• Exercise prompt: Count the lines in the entries below that include the word "ratio". Give nothing but the number.

# # # # #

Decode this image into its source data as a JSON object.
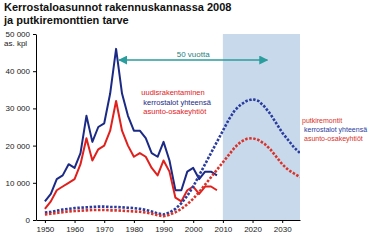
{
  "chart_data": {
    "type": "line",
    "title": "Kerrostaloasunnot rakennuskannassa 2008",
    "subtitle": "ja putkiremonttien tarve",
    "ylabel": "as. kpl",
    "x": [
      1950,
      1952,
      1954,
      1956,
      1958,
      1960,
      1962,
      1964,
      1966,
      1968,
      1970,
      1972,
      1974,
      1976,
      1978,
      1980,
      1982,
      1984,
      1986,
      1988,
      1990,
      1992,
      1994,
      1996,
      1998,
      2000,
      2002,
      2004,
      2006,
      2008,
      2010,
      2012,
      2014,
      2016,
      2018,
      2020,
      2022,
      2024,
      2026,
      2028,
      2030,
      2032,
      2034,
      2036
    ],
    "xlim": [
      1947,
      2036
    ],
    "xticks": [
      1950,
      1960,
      1970,
      1980,
      1990,
      2000,
      2010,
      2020,
      2030
    ],
    "ylim": [
      0,
      50000
    ],
    "yticks": [
      0,
      {
        "value": 10000,
        "label": "10 000"
      },
      {
        "value": 20000,
        "label": "20 000"
      },
      {
        "value": 30000,
        "label": "30 000"
      },
      {
        "value": 40000,
        "label": "40 000"
      },
      {
        "value": 50000,
        "label": "50 000"
      }
    ],
    "grid": false,
    "forecast_region": [
      2010,
      2036
    ],
    "annotations": [
      {
        "text": "50 vuotta",
        "x": [
          1975,
          2025
        ],
        "y": 43000
      }
    ],
    "series": [
      {
        "name": "kerrostalot yhteensä",
        "group": "uudisrakentaminen",
        "color": "#1b2a85",
        "line_style": "solid",
        "values": [
          5000,
          7000,
          11000,
          12000,
          15000,
          14000,
          18000,
          28000,
          21000,
          25000,
          26000,
          34000,
          46000,
          34000,
          28000,
          24000,
          24000,
          22000,
          18000,
          17000,
          21000,
          16000,
          8000,
          8000,
          13000,
          14000,
          11000,
          13000,
          13000,
          12000,
          null,
          null,
          null,
          null,
          null,
          null,
          null,
          null,
          null,
          null,
          null,
          null,
          null,
          null
        ]
      },
      {
        "name": "asunto-osakeyhtiöt",
        "group": "uudisrakentaminen",
        "color": "#e0201c",
        "line_style": "solid",
        "values": [
          3000,
          5000,
          8000,
          9000,
          10000,
          11000,
          15000,
          22000,
          16000,
          19000,
          20000,
          24000,
          32000,
          24000,
          20000,
          17000,
          18000,
          17000,
          14000,
          12000,
          16000,
          13000,
          6000,
          5000,
          8000,
          9000,
          7000,
          9000,
          9000,
          8000,
          null,
          null,
          null,
          null,
          null,
          null,
          null,
          null,
          null,
          null,
          null,
          null,
          null,
          null
        ]
      },
      {
        "name": "kerrostalot yhteensä",
        "group": "putkiremontit",
        "color": "#2a3c9e",
        "line_style": "dotted",
        "values": [
          2000,
          2200,
          2500,
          2800,
          3000,
          3200,
          3300,
          3400,
          3500,
          3600,
          3600,
          3500,
          3500,
          3400,
          3300,
          3200,
          3000,
          2700,
          2300,
          1800,
          1500,
          2000,
          3000,
          4500,
          6500,
          9000,
          12000,
          15000,
          18000,
          21000,
          24000,
          27000,
          29500,
          31000,
          32000,
          32500,
          32000,
          30500,
          28500,
          26000,
          23500,
          21500,
          19500,
          18000
        ]
      },
      {
        "name": "asunto-osakeyhtiöt",
        "group": "putkiremontit",
        "color": "#d8322a",
        "line_style": "dotted",
        "values": [
          1500,
          1700,
          1900,
          2100,
          2300,
          2400,
          2500,
          2600,
          2700,
          2700,
          2700,
          2600,
          2600,
          2500,
          2400,
          2300,
          2200,
          2000,
          1700,
          1300,
          1000,
          1400,
          2100,
          3000,
          4200,
          5700,
          7500,
          9500,
          11500,
          13500,
          15500,
          17500,
          19500,
          21000,
          21800,
          22000,
          21500,
          20500,
          19000,
          17000,
          15000,
          13500,
          12500,
          11500
        ]
      }
    ]
  }
}
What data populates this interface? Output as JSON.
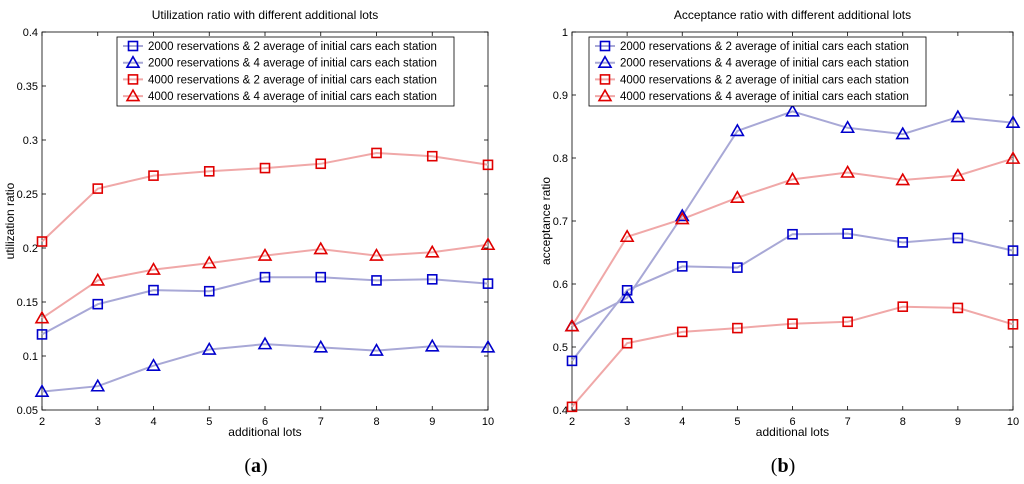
{
  "chart_data": [
    {
      "type": "line",
      "panel_label_open": "(",
      "panel_label": "a",
      "panel_label_close": ")",
      "title": "Utilization ratio with different additional lots",
      "xlabel": "additional lots",
      "ylabel": "utilization ratio",
      "xlim": [
        2,
        10
      ],
      "ylim": [
        0.05,
        0.4
      ],
      "xticks": [
        2,
        3,
        4,
        5,
        6,
        7,
        8,
        9,
        10
      ],
      "yticks": [
        0.05,
        0.1,
        0.15,
        0.2,
        0.25,
        0.3,
        0.35,
        0.4
      ],
      "ytick_labels": [
        "0.05",
        "0.1",
        "0.15",
        "0.2",
        "0.25",
        "0.3",
        "0.35",
        "0.4"
      ],
      "legend_position": "top-right",
      "x": [
        2,
        3,
        4,
        5,
        6,
        7,
        8,
        9,
        10
      ],
      "series": [
        {
          "name": "2000 reservations & 2 average of initial cars each station",
          "marker": "square",
          "color": "#0000cc",
          "line_color": "#a8a8d6",
          "values": [
            0.12,
            0.148,
            0.161,
            0.16,
            0.173,
            0.173,
            0.17,
            0.171,
            0.167
          ]
        },
        {
          "name": "2000 reservations & 4 average of initial cars each station",
          "marker": "triangle",
          "color": "#0000cc",
          "line_color": "#a8a8d6",
          "values": [
            0.067,
            0.072,
            0.091,
            0.106,
            0.111,
            0.108,
            0.105,
            0.109,
            0.108
          ]
        },
        {
          "name": "4000 reservations & 2 average of initial cars each station",
          "marker": "square",
          "color": "#e00000",
          "line_color": "#f0a8a8",
          "values": [
            0.206,
            0.255,
            0.267,
            0.271,
            0.274,
            0.278,
            0.288,
            0.285,
            0.277
          ]
        },
        {
          "name": "4000 reservations & 4 average of initial cars each station",
          "marker": "triangle",
          "color": "#e00000",
          "line_color": "#f0a8a8",
          "values": [
            0.135,
            0.17,
            0.18,
            0.186,
            0.193,
            0.199,
            0.193,
            0.196,
            0.203
          ]
        }
      ]
    },
    {
      "type": "line",
      "panel_label_open": "(",
      "panel_label": "b",
      "panel_label_close": ")",
      "title": "Acceptance ratio with different additional lots",
      "xlabel": "additional lots",
      "ylabel": "acceptance ratio",
      "xlim": [
        2,
        10
      ],
      "ylim": [
        0.4,
        1.0
      ],
      "xticks": [
        2,
        3,
        4,
        5,
        6,
        7,
        8,
        9,
        10
      ],
      "yticks": [
        0.4,
        0.5,
        0.6,
        0.7,
        0.8,
        0.9,
        1.0
      ],
      "ytick_labels": [
        "0.4",
        "0.5",
        "0.6",
        "0.7",
        "0.8",
        "0.9",
        "1"
      ],
      "legend_position": "top-right",
      "x": [
        2,
        3,
        4,
        5,
        6,
        7,
        8,
        9,
        10
      ],
      "series": [
        {
          "name": "2000 reservations & 2 average of initial cars each station",
          "marker": "square",
          "color": "#0000cc",
          "line_color": "#a8a8d6",
          "values": [
            0.478,
            0.59,
            0.628,
            0.626,
            0.679,
            0.68,
            0.666,
            0.673,
            0.653
          ]
        },
        {
          "name": "2000 reservations & 4 average of initial cars each station",
          "marker": "triangle",
          "color": "#0000cc",
          "line_color": "#a8a8d6",
          "values": [
            0.533,
            0.578,
            0.708,
            0.843,
            0.874,
            0.848,
            0.838,
            0.865,
            0.856
          ]
        },
        {
          "name": "4000 reservations & 2 average of initial cars each station",
          "marker": "square",
          "color": "#e00000",
          "line_color": "#f0a8a8",
          "values": [
            0.405,
            0.506,
            0.524,
            0.53,
            0.537,
            0.54,
            0.564,
            0.562,
            0.536
          ]
        },
        {
          "name": "4000 reservations & 4 average of initial cars each station",
          "marker": "triangle",
          "color": "#e00000",
          "line_color": "#f0a8a8",
          "values": [
            0.533,
            0.675,
            0.703,
            0.737,
            0.766,
            0.777,
            0.765,
            0.772,
            0.799
          ]
        }
      ]
    }
  ]
}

# # # # #

• Exercise output: 4